What is being asked:
Say how many lines contain the string "empirik". Give no other output.
* * * * * * * * *
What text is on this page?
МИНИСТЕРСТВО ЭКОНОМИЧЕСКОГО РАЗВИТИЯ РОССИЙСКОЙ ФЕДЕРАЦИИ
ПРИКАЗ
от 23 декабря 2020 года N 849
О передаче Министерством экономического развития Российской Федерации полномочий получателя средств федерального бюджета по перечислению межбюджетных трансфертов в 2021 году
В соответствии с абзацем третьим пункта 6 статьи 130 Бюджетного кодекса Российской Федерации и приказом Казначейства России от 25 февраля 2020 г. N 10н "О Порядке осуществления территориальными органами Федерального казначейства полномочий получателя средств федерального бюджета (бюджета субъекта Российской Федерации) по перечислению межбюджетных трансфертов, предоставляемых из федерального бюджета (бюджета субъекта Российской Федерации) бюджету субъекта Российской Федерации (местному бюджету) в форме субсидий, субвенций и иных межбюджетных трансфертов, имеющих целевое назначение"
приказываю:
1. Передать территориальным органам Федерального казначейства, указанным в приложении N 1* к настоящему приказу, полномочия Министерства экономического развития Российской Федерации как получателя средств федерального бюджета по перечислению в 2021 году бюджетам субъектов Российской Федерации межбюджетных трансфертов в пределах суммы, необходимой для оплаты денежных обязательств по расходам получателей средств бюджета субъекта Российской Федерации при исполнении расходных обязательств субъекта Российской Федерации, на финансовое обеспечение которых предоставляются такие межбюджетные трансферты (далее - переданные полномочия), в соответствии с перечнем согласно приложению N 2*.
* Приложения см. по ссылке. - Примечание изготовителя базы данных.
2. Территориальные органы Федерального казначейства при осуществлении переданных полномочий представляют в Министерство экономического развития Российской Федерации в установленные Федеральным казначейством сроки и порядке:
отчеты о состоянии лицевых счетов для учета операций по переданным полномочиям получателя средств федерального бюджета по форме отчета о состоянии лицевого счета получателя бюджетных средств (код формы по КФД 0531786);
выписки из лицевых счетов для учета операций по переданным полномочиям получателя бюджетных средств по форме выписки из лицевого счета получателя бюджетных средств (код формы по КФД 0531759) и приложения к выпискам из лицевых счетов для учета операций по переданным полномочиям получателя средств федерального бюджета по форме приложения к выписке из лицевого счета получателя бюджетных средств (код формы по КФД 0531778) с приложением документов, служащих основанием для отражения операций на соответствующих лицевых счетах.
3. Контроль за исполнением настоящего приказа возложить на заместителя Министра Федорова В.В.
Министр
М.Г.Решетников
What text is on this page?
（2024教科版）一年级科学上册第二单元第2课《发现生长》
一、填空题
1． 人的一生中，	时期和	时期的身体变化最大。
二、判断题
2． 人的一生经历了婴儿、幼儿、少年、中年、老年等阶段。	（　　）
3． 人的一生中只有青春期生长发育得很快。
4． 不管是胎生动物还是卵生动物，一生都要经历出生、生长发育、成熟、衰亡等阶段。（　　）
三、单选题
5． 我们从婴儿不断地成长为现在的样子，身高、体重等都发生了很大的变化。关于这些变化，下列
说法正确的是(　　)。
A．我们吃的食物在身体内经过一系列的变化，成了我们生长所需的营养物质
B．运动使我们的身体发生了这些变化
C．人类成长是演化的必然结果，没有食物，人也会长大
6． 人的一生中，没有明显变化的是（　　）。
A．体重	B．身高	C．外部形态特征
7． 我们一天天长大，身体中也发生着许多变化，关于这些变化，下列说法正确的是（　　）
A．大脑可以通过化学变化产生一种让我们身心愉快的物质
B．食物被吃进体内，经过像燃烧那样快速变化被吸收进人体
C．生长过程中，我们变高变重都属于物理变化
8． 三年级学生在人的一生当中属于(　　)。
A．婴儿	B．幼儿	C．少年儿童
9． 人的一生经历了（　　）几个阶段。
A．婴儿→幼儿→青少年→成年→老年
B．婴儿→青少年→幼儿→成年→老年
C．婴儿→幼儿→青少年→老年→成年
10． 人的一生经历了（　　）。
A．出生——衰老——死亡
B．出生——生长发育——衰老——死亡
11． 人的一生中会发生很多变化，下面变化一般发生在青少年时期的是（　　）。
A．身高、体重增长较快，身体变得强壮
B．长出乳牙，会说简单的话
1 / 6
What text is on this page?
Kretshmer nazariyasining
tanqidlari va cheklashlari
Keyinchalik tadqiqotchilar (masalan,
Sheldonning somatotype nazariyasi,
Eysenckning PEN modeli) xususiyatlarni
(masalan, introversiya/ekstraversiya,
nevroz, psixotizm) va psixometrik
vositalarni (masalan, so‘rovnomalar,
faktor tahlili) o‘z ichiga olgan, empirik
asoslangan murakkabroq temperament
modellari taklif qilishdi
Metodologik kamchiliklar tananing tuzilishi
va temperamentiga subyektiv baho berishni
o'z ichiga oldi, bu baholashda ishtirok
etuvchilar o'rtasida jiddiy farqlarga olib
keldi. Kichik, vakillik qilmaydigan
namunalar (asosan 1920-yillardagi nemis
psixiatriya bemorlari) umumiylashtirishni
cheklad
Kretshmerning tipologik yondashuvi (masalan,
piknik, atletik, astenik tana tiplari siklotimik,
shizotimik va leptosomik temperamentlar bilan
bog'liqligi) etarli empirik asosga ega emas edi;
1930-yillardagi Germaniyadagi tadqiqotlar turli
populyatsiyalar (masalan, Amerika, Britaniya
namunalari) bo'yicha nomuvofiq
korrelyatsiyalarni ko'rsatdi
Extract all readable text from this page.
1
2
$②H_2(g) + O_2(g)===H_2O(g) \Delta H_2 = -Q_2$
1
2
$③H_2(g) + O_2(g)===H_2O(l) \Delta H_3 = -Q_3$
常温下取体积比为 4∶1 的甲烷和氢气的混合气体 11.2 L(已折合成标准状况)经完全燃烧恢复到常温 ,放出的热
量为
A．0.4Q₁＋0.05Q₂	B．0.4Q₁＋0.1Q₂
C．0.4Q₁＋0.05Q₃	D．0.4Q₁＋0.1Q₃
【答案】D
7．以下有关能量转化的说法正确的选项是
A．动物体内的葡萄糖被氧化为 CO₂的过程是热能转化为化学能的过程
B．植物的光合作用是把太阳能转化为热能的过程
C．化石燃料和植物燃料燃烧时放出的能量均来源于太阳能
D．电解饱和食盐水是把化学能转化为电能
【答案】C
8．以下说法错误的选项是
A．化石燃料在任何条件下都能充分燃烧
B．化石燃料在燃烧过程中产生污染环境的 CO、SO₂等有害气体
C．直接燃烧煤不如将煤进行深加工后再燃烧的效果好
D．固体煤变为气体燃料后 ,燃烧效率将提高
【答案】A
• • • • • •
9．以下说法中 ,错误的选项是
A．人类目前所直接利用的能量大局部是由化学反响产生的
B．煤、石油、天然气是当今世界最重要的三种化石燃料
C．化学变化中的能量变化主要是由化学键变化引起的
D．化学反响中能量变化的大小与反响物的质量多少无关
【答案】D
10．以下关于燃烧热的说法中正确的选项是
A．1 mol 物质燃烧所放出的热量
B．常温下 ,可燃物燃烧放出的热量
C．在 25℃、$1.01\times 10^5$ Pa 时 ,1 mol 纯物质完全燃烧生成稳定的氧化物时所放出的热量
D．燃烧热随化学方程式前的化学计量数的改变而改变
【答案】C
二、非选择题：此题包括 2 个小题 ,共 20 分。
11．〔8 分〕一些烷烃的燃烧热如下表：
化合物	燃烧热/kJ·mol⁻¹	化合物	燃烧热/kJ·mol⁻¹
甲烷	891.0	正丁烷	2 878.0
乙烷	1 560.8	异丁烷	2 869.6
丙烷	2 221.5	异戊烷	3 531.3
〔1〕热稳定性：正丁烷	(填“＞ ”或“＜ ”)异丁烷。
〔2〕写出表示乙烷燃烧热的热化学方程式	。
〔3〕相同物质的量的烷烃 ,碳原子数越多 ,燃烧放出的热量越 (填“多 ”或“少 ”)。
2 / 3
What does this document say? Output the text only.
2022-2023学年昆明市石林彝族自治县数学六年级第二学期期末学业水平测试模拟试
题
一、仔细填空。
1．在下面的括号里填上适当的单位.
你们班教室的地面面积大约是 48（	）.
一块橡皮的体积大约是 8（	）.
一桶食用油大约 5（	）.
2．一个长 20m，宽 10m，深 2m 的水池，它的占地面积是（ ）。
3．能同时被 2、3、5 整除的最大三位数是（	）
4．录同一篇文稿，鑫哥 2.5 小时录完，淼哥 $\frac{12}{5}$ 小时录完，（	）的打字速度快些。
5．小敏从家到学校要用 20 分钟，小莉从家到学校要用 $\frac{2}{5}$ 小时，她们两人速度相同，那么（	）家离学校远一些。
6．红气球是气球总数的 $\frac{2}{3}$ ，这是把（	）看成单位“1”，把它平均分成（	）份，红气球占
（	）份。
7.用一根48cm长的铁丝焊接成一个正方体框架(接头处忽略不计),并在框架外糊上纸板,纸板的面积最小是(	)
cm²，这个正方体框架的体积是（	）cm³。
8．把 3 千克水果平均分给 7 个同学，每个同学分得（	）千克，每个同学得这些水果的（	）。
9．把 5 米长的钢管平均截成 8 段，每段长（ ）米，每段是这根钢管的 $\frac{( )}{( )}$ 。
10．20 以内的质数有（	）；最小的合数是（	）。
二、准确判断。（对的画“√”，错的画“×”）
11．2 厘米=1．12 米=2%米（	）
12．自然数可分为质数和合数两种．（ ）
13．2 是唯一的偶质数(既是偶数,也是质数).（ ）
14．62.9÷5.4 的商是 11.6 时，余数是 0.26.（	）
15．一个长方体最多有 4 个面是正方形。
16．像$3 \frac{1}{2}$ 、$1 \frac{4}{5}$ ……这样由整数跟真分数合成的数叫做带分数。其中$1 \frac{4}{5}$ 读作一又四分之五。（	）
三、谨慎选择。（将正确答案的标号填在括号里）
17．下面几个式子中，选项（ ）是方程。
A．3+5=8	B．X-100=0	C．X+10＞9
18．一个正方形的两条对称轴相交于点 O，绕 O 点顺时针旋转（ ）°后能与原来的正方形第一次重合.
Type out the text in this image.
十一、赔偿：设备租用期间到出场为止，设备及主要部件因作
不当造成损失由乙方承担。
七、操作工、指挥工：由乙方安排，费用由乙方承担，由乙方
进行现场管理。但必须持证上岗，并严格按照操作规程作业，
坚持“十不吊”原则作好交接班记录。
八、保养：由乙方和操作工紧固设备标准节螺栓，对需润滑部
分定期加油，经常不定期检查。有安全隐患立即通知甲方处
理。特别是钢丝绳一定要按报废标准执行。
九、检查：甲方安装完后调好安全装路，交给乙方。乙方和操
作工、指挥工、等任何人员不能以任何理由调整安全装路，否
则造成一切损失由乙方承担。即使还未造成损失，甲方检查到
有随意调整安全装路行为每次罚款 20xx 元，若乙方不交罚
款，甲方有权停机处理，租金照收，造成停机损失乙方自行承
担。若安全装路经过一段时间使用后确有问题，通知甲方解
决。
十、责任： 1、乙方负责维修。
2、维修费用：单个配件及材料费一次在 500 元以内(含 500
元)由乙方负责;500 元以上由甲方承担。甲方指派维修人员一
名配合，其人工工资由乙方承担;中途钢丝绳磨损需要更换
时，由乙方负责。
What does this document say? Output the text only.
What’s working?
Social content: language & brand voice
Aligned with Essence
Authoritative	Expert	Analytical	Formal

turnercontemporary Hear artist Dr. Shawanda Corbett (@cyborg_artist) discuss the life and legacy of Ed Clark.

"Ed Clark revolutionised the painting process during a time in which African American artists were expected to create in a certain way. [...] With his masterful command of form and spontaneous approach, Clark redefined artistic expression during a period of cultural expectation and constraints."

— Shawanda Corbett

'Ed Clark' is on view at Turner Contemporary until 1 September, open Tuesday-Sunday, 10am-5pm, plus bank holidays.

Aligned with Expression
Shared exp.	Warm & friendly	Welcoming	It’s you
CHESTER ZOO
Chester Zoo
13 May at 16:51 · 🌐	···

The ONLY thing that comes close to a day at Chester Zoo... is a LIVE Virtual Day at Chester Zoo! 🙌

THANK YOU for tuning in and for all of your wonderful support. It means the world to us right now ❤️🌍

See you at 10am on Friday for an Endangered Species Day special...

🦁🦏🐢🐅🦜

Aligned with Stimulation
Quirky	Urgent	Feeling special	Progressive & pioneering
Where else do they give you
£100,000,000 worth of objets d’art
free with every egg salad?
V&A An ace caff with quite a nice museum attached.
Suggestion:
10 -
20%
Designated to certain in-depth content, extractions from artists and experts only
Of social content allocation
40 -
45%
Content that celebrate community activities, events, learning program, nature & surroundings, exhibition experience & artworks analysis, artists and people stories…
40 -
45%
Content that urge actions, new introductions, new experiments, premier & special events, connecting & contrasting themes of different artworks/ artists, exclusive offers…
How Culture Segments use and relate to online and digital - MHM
* * * * * * * * *
Reply to the exercise:
2